- STATED TASK
Count every line below in which "Model" occurs, then give only the count.

Records from a data source
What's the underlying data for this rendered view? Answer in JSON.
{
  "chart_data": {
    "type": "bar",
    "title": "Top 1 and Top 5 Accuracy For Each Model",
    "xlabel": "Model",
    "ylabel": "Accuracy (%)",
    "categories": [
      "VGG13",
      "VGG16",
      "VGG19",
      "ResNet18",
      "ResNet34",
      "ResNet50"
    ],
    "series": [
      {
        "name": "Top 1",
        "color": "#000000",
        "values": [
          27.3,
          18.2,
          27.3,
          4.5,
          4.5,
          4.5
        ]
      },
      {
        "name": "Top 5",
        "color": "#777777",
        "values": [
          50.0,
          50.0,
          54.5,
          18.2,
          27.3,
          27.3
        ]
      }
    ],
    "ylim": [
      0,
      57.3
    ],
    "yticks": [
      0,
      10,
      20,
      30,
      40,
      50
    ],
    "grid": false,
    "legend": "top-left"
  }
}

- OUTPUT OF THE EXERCISE
2